* Work required:
Check every line of the entries for "Find", and copy the lines that hold it.

************

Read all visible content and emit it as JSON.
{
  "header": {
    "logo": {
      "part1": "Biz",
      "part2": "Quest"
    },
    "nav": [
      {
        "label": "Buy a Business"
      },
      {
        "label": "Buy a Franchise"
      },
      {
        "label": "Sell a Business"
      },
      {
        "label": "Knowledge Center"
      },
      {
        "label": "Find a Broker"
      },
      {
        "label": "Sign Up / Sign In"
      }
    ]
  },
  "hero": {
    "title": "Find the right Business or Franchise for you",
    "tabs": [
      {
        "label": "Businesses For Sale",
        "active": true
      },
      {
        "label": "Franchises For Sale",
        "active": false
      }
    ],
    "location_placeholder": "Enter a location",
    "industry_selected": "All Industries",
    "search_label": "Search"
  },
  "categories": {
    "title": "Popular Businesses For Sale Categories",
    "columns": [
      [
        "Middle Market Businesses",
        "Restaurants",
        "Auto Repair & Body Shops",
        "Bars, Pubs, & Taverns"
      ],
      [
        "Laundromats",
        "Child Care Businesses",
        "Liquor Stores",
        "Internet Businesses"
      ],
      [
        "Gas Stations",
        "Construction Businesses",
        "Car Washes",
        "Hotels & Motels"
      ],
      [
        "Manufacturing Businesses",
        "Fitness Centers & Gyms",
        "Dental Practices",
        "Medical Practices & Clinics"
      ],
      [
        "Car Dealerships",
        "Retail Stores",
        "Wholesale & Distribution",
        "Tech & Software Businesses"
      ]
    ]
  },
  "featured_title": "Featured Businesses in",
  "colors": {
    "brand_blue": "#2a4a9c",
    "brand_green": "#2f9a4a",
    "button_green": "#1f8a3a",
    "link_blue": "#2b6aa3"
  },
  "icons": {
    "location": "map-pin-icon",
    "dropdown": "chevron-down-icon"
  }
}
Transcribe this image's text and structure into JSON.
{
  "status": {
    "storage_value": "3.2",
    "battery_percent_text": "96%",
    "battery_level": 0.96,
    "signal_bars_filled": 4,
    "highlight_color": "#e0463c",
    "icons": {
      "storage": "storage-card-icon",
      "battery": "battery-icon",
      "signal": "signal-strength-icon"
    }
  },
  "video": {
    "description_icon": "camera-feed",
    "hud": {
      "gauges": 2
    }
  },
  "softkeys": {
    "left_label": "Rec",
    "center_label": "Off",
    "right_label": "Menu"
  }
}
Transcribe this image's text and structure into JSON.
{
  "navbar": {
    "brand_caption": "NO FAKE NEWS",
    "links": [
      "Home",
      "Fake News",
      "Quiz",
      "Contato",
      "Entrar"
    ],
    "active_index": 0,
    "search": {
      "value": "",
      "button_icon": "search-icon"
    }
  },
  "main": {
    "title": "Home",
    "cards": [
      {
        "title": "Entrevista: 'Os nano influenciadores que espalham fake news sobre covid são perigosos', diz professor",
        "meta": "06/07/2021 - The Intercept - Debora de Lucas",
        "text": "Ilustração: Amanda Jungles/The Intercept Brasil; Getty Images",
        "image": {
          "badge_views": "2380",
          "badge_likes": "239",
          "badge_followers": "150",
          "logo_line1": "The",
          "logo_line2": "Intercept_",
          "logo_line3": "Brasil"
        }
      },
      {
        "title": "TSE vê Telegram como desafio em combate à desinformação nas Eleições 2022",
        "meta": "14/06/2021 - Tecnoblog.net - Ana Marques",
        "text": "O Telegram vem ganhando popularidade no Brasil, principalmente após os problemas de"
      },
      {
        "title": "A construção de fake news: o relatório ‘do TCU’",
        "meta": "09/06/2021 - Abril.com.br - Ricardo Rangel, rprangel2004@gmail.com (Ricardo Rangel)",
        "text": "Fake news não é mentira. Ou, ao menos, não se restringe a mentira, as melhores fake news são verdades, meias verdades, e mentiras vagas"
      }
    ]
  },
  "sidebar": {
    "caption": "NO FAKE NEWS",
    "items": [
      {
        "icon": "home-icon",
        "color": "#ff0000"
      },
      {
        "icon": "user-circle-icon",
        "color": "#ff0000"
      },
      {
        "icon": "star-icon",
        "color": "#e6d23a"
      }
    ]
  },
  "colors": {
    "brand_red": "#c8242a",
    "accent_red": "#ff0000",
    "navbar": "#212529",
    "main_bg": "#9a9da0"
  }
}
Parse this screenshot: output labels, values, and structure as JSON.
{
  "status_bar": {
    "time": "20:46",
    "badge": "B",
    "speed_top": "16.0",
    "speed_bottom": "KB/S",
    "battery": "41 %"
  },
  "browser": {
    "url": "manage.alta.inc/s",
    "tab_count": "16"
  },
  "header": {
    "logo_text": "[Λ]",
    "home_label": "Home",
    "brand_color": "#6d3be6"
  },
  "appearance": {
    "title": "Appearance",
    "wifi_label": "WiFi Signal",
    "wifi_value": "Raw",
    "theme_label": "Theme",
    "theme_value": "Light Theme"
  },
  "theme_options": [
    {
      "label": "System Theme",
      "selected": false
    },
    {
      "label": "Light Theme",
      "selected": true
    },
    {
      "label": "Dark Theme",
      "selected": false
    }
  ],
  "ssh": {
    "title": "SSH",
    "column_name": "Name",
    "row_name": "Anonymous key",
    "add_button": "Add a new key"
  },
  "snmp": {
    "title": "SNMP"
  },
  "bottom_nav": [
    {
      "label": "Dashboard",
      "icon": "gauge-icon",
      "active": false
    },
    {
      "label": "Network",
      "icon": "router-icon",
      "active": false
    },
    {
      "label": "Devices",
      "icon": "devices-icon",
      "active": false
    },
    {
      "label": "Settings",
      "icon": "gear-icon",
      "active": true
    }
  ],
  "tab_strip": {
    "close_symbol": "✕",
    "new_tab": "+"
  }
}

************

* The output:
        "label": "Find a Broker"
    "title": "Find the right Business or Franchise for you",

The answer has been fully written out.